• _WHAT IS NEEDED_:
Rename "bullet-icon" to "bullet-marker" everywhere in the records below, changing nothing else. Leave out the pictures.

** Start DATA LINES **

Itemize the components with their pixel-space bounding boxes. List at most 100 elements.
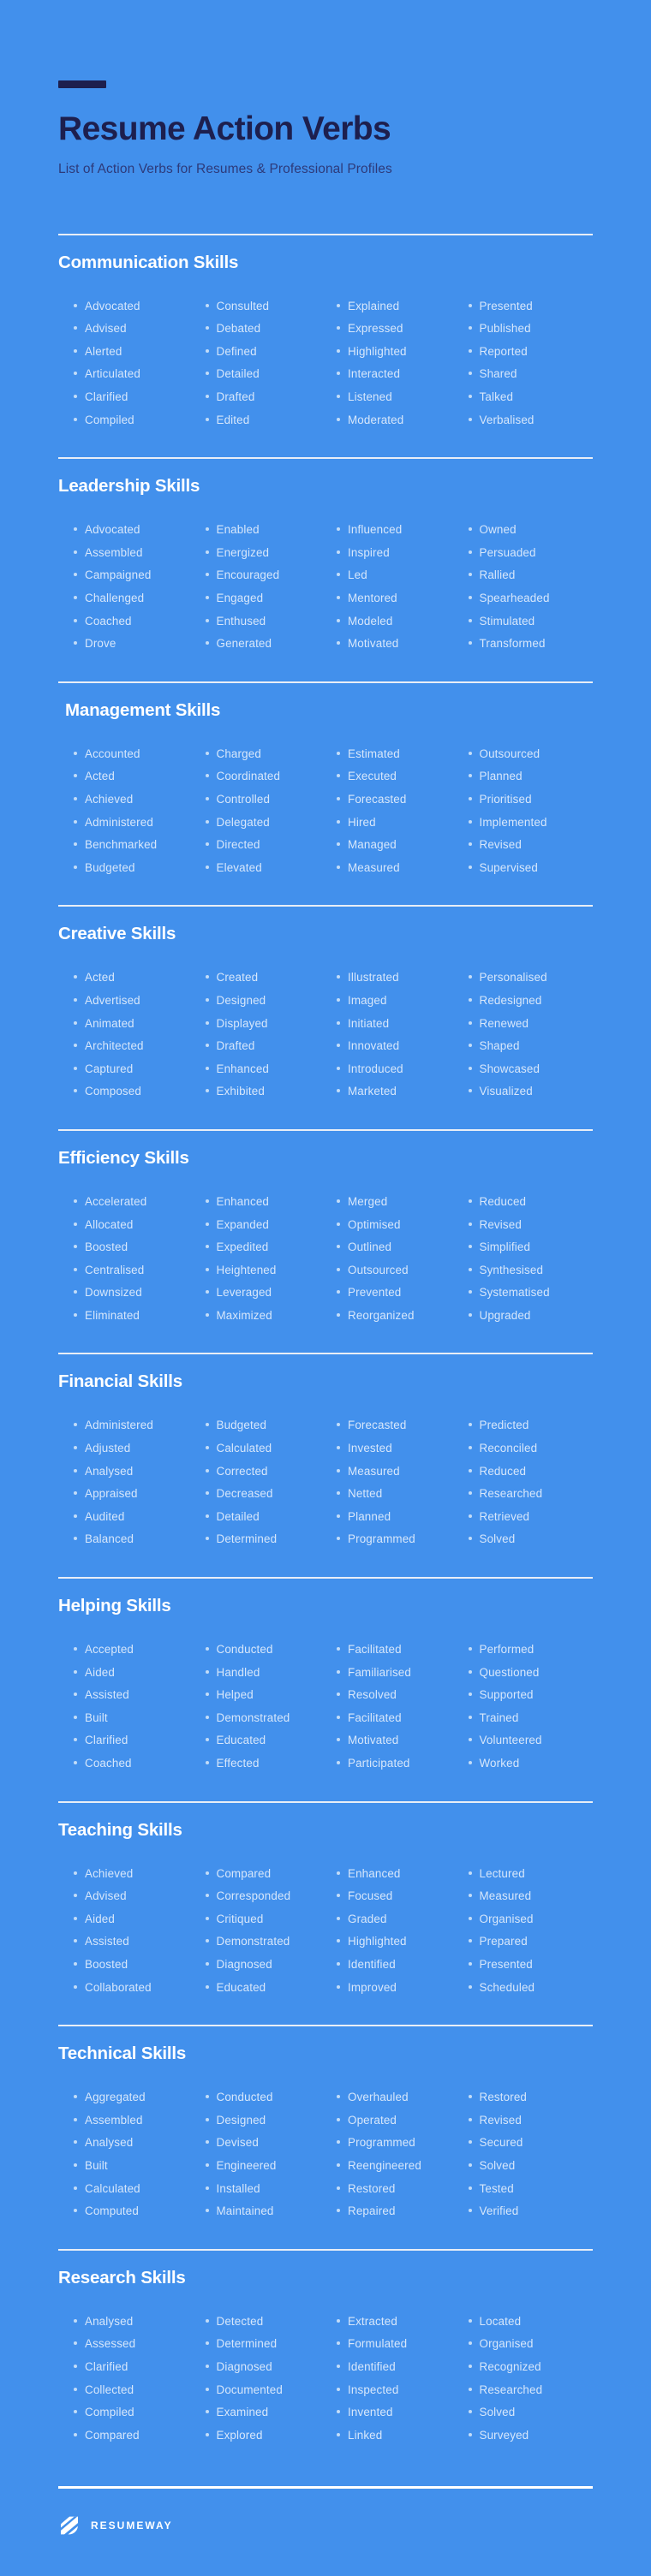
verb-label: Compared	[216, 1866, 272, 1880]
section-title: Creative Skills	[58, 924, 176, 944]
bullet-icon	[468, 2095, 472, 2099]
verb-item: Programmed	[337, 1528, 462, 1551]
verb-item: Netted	[337, 1483, 462, 1506]
verb-label: Explored	[216, 2428, 263, 2442]
verb-item: Generated	[205, 633, 331, 656]
verb-item: Overhauled	[337, 2086, 462, 2109]
verb-label: Enhanced	[216, 1194, 270, 1208]
bullet-icon	[337, 1066, 340, 1070]
verb-label: Aided	[85, 1665, 115, 1679]
verb-item: Reengineered	[337, 2155, 462, 2178]
bullet-icon	[205, 2387, 209, 2391]
verb-label: Estimated	[348, 747, 400, 760]
bullet-icon	[337, 2318, 340, 2323]
verb-label: Implemented	[479, 815, 547, 829]
verb-label: Supervised	[479, 860, 538, 874]
bullet-icon	[74, 774, 77, 778]
verb-label: Articulated	[85, 367, 140, 381]
verb-label: Clarified	[85, 2359, 128, 2373]
verb-column: Detected Determined Diagnosed Documented Exa…	[205, 2311, 331, 2448]
verb-label: Demonstrated	[216, 1710, 290, 1724]
bullet-icon	[468, 2209, 472, 2213]
bullet-icon	[337, 1446, 340, 1450]
bullet-icon	[74, 842, 77, 847]
verb-label: Restored	[479, 2091, 528, 2104]
bullet-icon	[205, 1020, 209, 1025]
verb-label: Corrected	[216, 1464, 268, 1478]
verb-item: Spearheaded	[468, 587, 594, 610]
verb-item: Encouraged	[205, 564, 331, 587]
verb-item: Aided	[74, 1908, 199, 1931]
verb-label: Initiated	[348, 1016, 390, 1030]
bullet-icon	[337, 2364, 340, 2368]
bullet-icon	[74, 2186, 77, 2190]
bullet-icon	[337, 1222, 340, 1226]
verb-label: Compiled	[85, 2406, 134, 2419]
bullet-icon	[74, 1514, 77, 1518]
verb-item: Devised	[205, 2132, 331, 2155]
verb-label: Verbalised	[479, 413, 535, 426]
verb-grid: Administered Adjusted Analysed Appraised Aud…	[58, 1414, 593, 1577]
bullet-icon	[468, 2432, 472, 2436]
bullet-icon	[337, 2095, 340, 2099]
verb-item: Visualized	[468, 1080, 594, 1104]
verb-item: Recognized	[468, 2356, 594, 2379]
verb-column: Created Designed Displayed Drafted Enhanced E…	[205, 967, 331, 1104]
verb-label: Resolved	[348, 1688, 397, 1702]
verb-item: Articulated	[74, 363, 199, 386]
verb-label: Upgraded	[479, 1308, 531, 1322]
bullet-icon	[337, 1199, 340, 1203]
verb-column: Restored Revised Secured Solved Tested Verifi…	[468, 2086, 594, 2223]
verb-item: Initiated	[337, 1013, 462, 1036]
verb-item: Demonstrated	[205, 1931, 331, 1954]
bullet-icon	[205, 1537, 209, 1541]
verb-grid: Advocated Assembled Campaigned Challenged Co…	[58, 519, 593, 681]
verb-item: Merged	[337, 1191, 462, 1214]
verb-item: Adjusted	[74, 1437, 199, 1461]
verb-label: Prevented	[348, 1286, 402, 1300]
verb-column: Enhanced Expanded Expedited Heightened Lever…	[205, 1191, 331, 1328]
verb-item: Determined	[205, 2333, 331, 2356]
verb-label: Enhanced	[216, 1062, 270, 1075]
verb-label: Enabled	[216, 523, 260, 537]
verb-item: Examined	[205, 2401, 331, 2424]
verb-column: Outsourced Planned Prioritised Implemented R…	[468, 743, 594, 880]
bullet-icon	[205, 1423, 209, 1427]
verb-column: Aggregated Assembled Analysed Built Calculat…	[74, 2086, 199, 2223]
verb-item: Supervised	[468, 857, 594, 880]
verb-label: Coached	[85, 614, 132, 628]
bullet-icon	[74, 2163, 77, 2167]
verb-item: Engaged	[205, 587, 331, 610]
bullet-icon	[74, 1916, 77, 1920]
bullet-icon	[337, 1312, 340, 1317]
bullet-icon	[74, 1423, 77, 1427]
verb-label: Verified	[479, 2204, 519, 2218]
verb-label: Managed	[348, 838, 397, 852]
verb-label: Drove	[85, 637, 116, 651]
bullet-icon	[337, 1514, 340, 1518]
bullet-icon	[337, 372, 340, 376]
verb-item: Elevated	[205, 857, 331, 880]
bullet-icon	[74, 1871, 77, 1875]
bullet-icon	[205, 641, 209, 645]
verb-label: Appraised	[85, 1487, 138, 1501]
bullet-icon	[205, 1715, 209, 1719]
verb-item: Educated	[205, 1729, 331, 1752]
verb-label: Extracted	[348, 2314, 397, 2328]
verb-label: Interacted	[348, 367, 401, 381]
verb-label: Acted	[85, 971, 115, 985]
bullet-icon	[468, 1871, 472, 1875]
verb-item: Controlled	[205, 788, 331, 812]
bullet-icon	[74, 1245, 77, 1249]
verb-label: Generated	[216, 637, 272, 651]
verb-item: Extracted	[337, 2311, 462, 2334]
verb-item: Downsized	[74, 1282, 199, 1305]
verb-column: Enhanced Focused Graded Highlighted Identifi…	[337, 1863, 462, 2000]
verb-label: Highlighted	[348, 344, 407, 358]
bullet-icon	[205, 2117, 209, 2121]
verb-item: Effected	[205, 1752, 331, 1776]
bullet-icon	[205, 2209, 209, 2213]
verb-column: Overhauled Operated Programmed Reengineered…	[337, 2086, 462, 2223]
verb-grid: Accounted Acted Achieved Administered Benchm…	[58, 743, 593, 906]
verb-label: Executed	[348, 770, 397, 783]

** End DATA LINES **

• _SOLUTION_:
Itemize the components with their pixel-space bounding boxes. List at most 100 elements.
verb-label: Compared	[216, 1866, 272, 1880]
section-title: Creative Skills	[58, 924, 176, 944]
bullet-marker	[468, 2095, 472, 2099]
verb-item: Programmed	[337, 1528, 462, 1551]
verb-item: Netted	[337, 1483, 462, 1506]
verb-label: Explored	[216, 2428, 263, 2442]
verb-item: Generated	[205, 633, 331, 656]
verb-item: Overhauled	[337, 2086, 462, 2109]
verb-label: Enhanced	[216, 1194, 270, 1208]
bullet-marker	[337, 1066, 340, 1070]
verb-label: Aided	[85, 1665, 115, 1679]
verb-item: Reengineered	[337, 2155, 462, 2178]
bullet-marker	[205, 2387, 209, 2391]
verb-label: Estimated	[348, 747, 400, 760]
bullet-marker	[337, 2318, 340, 2323]
verb-label: Implemented	[479, 815, 547, 829]
verb-label: Supervised	[479, 860, 538, 874]
bullet-marker	[74, 774, 77, 778]
verb-label: Articulated	[85, 367, 140, 381]
verb-label: Clarified	[85, 2359, 128, 2373]
verb-column: Detected Determined Diagnosed Documented Exa…	[205, 2311, 331, 2448]
verb-label: Demonstrated	[216, 1710, 290, 1724]
bullet-marker	[468, 2209, 472, 2213]
bullet-marker	[337, 1446, 340, 1450]
bullet-marker	[74, 842, 77, 847]
verb-label: Restored	[479, 2091, 528, 2104]
bullet-marker	[205, 1020, 209, 1025]
verb-label: Corrected	[216, 1464, 268, 1478]
verb-item: Spearheaded	[468, 587, 594, 610]
verb-item: Encouraged	[205, 564, 331, 587]
verb-item: Aided	[74, 1908, 199, 1931]
verb-label: Initiated	[348, 1016, 390, 1030]
bullet-marker	[337, 2364, 340, 2368]
bullet-marker	[74, 2186, 77, 2190]
bullet-marker	[337, 1222, 340, 1226]
verb-label: Compiled	[85, 2406, 134, 2419]
bullet-marker	[74, 1514, 77, 1518]
verb-item: Devised	[205, 2132, 331, 2155]
verb-label: Verbalised	[479, 413, 535, 426]
verb-grid: Administered Adjusted Analysed Appraised Aud…	[58, 1414, 593, 1577]
bullet-marker	[468, 2432, 472, 2436]
bullet-marker	[337, 2095, 340, 2099]
verb-item: Visualized	[468, 1080, 594, 1104]
verb-item: Recognized	[468, 2356, 594, 2379]
verb-column: Created Designed Displayed Drafted Enhanced E…	[205, 967, 331, 1104]
verb-label: Resolved	[348, 1688, 397, 1702]
verb-item: Articulated	[74, 363, 199, 386]
verb-label: Upgraded	[479, 1308, 531, 1322]
bullet-marker	[337, 1199, 340, 1203]
verb-column: Restored Revised Secured Solved Tested Verifi…	[468, 2086, 594, 2223]
verb-item: Initiated	[337, 1013, 462, 1036]
verb-item: Demonstrated	[205, 1931, 331, 1954]
bullet-marker	[205, 1537, 209, 1541]
verb-grid: Advocated Assembled Campaigned Challenged Co…	[58, 519, 593, 681]
verb-item: Merged	[337, 1191, 462, 1214]
verb-item: Adjusted	[74, 1437, 199, 1461]
verb-label: Prevented	[348, 1286, 402, 1300]
verb-column: Enhanced Expanded Expedited Heightened Lever…	[205, 1191, 331, 1328]
verb-item: Determined	[205, 2333, 331, 2356]
verb-label: Enhanced	[216, 1062, 270, 1075]
verb-label: Enabled	[216, 523, 260, 537]
verb-item: Examined	[205, 2401, 331, 2424]
verb-column: Outsourced Planned Prioritised Implemented R…	[468, 743, 594, 880]
bullet-marker	[205, 1423, 209, 1427]
verb-column: Aggregated Assembled Analysed Built Calculat…	[74, 2086, 199, 2223]
verb-item: Supervised	[468, 857, 594, 880]
verb-label: Coached	[85, 614, 132, 628]
bullet-marker	[74, 2163, 77, 2167]
verb-item: Engaged	[205, 587, 331, 610]
bullet-marker	[74, 1916, 77, 1920]
bullet-marker	[337, 1312, 340, 1317]
bullet-marker	[74, 1423, 77, 1427]
verb-label: Verified	[479, 2204, 519, 2218]
verb-label: Managed	[348, 838, 397, 852]
verb-label: Drove	[85, 637, 116, 651]
bullet-marker	[337, 1514, 340, 1518]
bullet-marker	[337, 372, 340, 376]
verb-item: Elevated	[205, 857, 331, 880]
bullet-marker	[74, 1871, 77, 1875]
bullet-marker	[205, 641, 209, 645]
verb-label: Appraised	[85, 1487, 138, 1501]
bullet-marker	[205, 1715, 209, 1719]
verb-item: Educated	[205, 1729, 331, 1752]
verb-label: Extracted	[348, 2314, 397, 2328]
verb-label: Interacted	[348, 367, 401, 381]
verb-label: Acted	[85, 971, 115, 985]
bullet-marker	[468, 1871, 472, 1875]
verb-item: Controlled	[205, 788, 331, 812]
bullet-marker	[74, 1245, 77, 1249]
verb-label: Generated	[216, 637, 272, 651]
verb-item: Extracted	[337, 2311, 462, 2334]
verb-item: Downsized	[74, 1282, 199, 1305]
verb-column: Enhanced Focused Graded Highlighted Identifi…	[337, 1863, 462, 2000]
verb-label: Highlighted	[348, 344, 407, 358]
bullet-marker	[205, 2117, 209, 2121]
verb-item: Effected	[205, 1752, 331, 1776]
bullet-marker	[205, 2209, 209, 2213]
verb-column: Overhauled Operated Programmed Reengineered…	[337, 2086, 462, 2223]
verb-grid: Accounted Acted Achieved Administered Benchm…	[58, 743, 593, 906]
verb-label: Executed	[348, 770, 397, 783]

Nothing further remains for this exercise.